[begin GIVEN RECORDS]

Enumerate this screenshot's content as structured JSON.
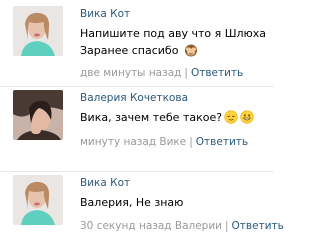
{
  "comments": [
    {
      "author": "Вика Кот",
      "lines": [
        "Напишите под аву что я Шлюха",
        "Заранее спасибо"
      ],
      "emoji": "monkey-see-no-evil",
      "time": "две минуты назад",
      "reply_label": "Ответить"
    },
    {
      "author": "Валерия Кочеткова",
      "lines": [
        "Вика, зачем тебе такое?"
      ],
      "emoji": "relieved-face, grinning-face",
      "time": "минуту назад Вике",
      "reply_label": "Ответить"
    },
    {
      "author": "Вика Кот",
      "lines": [
        "Валерия, Не знаю"
      ],
      "time": "30 секунд назад Валерии",
      "reply_label": "Ответить"
    }
  ],
  "separator": "|",
  "colors": {
    "link": "#2b587a",
    "meta": "#999999",
    "divider": "#e7eaed"
  }
}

[end GIVEN RECORDS]

- TO DO
Write out the full set of lines verbatim, without the pictures.

- ANSWER TO THE TASK
Enumerate this screenshot's content as structured JSON.
{
  "comments": [
    {
      "author": "Вика Кот",
      "lines": [
        "Напишите под аву что я Шлюха",
        "Заранее спасибо"
      ],
      "emoji": "monkey-see-no-evil",
      "time": "две минуты назад",
      "reply_label": "Ответить"
    },
    {
      "author": "Валерия Кочеткова",
      "lines": [
        "Вика, зачем тебе такое?"
      ],
      "emoji": "relieved-face, grinning-face",
      "time": "минуту назад Вике",
      "reply_label": "Ответить"
    },
    {
      "author": "Вика Кот",
      "lines": [
        "Валерия, Не знаю"
      ],
      "time": "30 секунд назад Валерии",
      "reply_label": "Ответить"
    }
  ],
  "separator": "|",
  "colors": {
    "link": "#2b587a",
    "meta": "#999999",
    "divider": "#e7eaed"
  }
}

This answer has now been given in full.